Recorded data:
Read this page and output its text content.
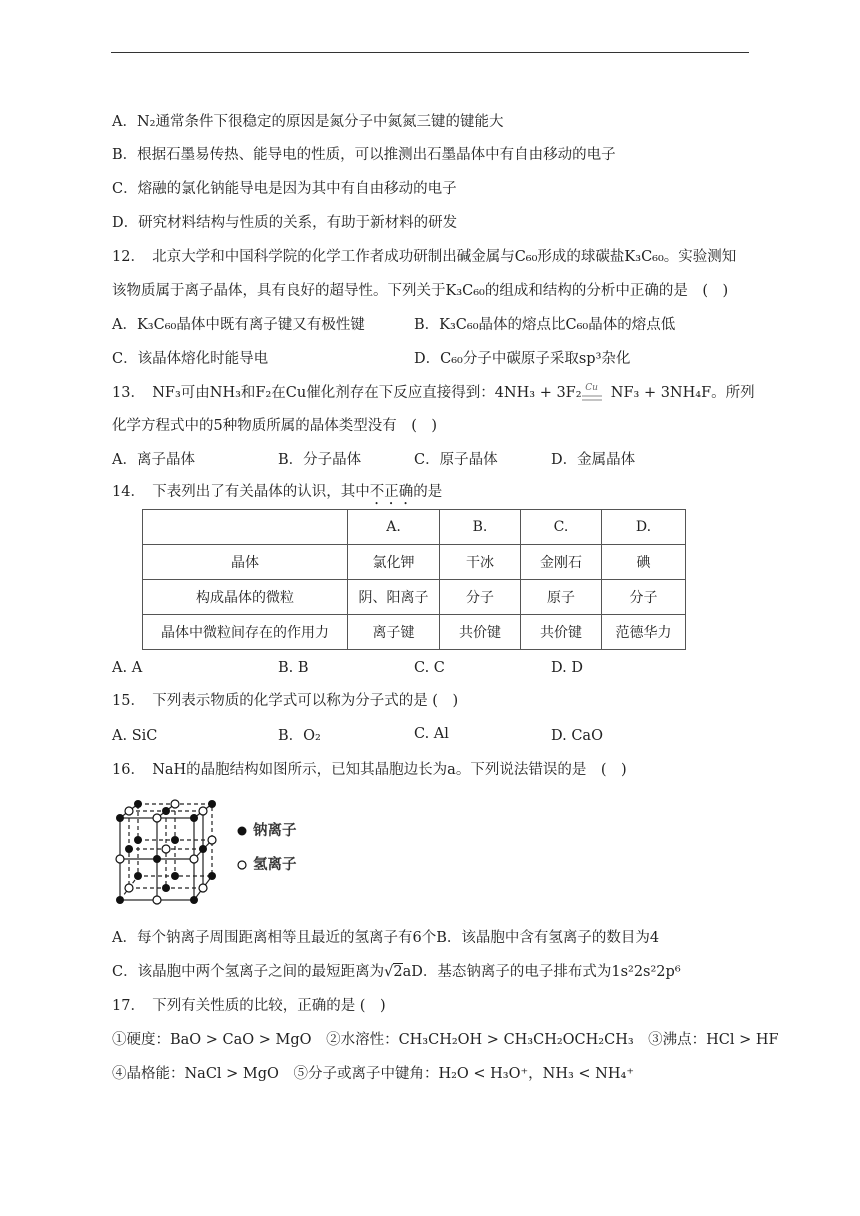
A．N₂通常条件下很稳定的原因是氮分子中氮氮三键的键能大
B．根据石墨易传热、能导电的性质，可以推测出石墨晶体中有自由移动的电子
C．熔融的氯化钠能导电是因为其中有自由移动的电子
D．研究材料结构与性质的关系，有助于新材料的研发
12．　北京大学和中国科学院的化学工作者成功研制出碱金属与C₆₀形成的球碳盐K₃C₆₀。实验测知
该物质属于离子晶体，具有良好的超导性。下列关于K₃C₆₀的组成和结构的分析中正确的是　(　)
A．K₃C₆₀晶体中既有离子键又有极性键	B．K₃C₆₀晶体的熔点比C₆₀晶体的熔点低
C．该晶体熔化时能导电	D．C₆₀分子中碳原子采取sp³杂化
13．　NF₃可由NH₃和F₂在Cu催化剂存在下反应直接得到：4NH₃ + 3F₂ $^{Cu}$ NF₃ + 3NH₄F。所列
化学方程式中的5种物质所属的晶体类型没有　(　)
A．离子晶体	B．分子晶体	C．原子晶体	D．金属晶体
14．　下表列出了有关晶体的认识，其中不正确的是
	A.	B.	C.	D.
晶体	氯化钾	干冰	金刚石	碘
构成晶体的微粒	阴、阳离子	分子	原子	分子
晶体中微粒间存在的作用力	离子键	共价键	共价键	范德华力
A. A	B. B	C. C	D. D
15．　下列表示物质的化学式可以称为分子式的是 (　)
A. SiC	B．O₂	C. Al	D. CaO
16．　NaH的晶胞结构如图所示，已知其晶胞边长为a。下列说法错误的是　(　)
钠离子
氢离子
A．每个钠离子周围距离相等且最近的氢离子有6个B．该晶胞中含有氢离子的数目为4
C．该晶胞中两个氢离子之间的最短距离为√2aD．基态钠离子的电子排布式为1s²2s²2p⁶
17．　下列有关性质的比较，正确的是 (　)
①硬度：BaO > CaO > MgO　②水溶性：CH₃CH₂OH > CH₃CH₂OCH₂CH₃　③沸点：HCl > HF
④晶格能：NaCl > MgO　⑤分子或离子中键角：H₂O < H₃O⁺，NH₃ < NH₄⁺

**REQUEST**
Omit the pictures and give the material again, exactly and in full.

**ANSWER TO THIS EXERCISE**
Read this page and output its text content.
A．N₂通常条件下很稳定的原因是氮分子中氮氮三键的键能大
B．根据石墨易传热、能导电的性质，可以推测出石墨晶体中有自由移动的电子
C．熔融的氯化钠能导电是因为其中有自由移动的电子
D．研究材料结构与性质的关系，有助于新材料的研发
12．　北京大学和中国科学院的化学工作者成功研制出碱金属与C₆₀形成的球碳盐K₃C₆₀。实验测知
该物质属于离子晶体，具有良好的超导性。下列关于K₃C₆₀的组成和结构的分析中正确的是　(　)
A．K₃C₆₀晶体中既有离子键又有极性键	B．K₃C₆₀晶体的熔点比C₆₀晶体的熔点低
C．该晶体熔化时能导电	D．C₆₀分子中碳原子采取sp³杂化
13．　NF₃可由NH₃和F₂在Cu催化剂存在下反应直接得到：4NH₃ + 3F₂ $^{Cu}$ NF₃ + 3NH₄F。所列
化学方程式中的5种物质所属的晶体类型没有　(　)
A．离子晶体	B．分子晶体	C．原子晶体	D．金属晶体
14．　下表列出了有关晶体的认识，其中不正确的是
	A.	B.	C.	D.
晶体	氯化钾	干冰	金刚石	碘
构成晶体的微粒	阴、阳离子	分子	原子	分子
晶体中微粒间存在的作用力	离子键	共价键	共价键	范德华力
A. A	B. B	C. C	D. D
15．　下列表示物质的化学式可以称为分子式的是 (　)
A. SiC	B．O₂	C. Al	D. CaO
16．　NaH的晶胞结构如图所示，已知其晶胞边长为a。下列说法错误的是　(　)
钠离子
氢离子
A．每个钠离子周围距离相等且最近的氢离子有6个B．该晶胞中含有氢离子的数目为4
C．该晶胞中两个氢离子之间的最短距离为√2aD．基态钠离子的电子排布式为1s²2s²2p⁶
17．　下列有关性质的比较，正确的是 (　)
①硬度：BaO > CaO > MgO　②水溶性：CH₃CH₂OH > CH₃CH₂OCH₂CH₃　③沸点：HCl > HF
④晶格能：NaCl > MgO　⑤分子或离子中键角：H₂O < H₃O⁺，NH₃ < NH₄⁺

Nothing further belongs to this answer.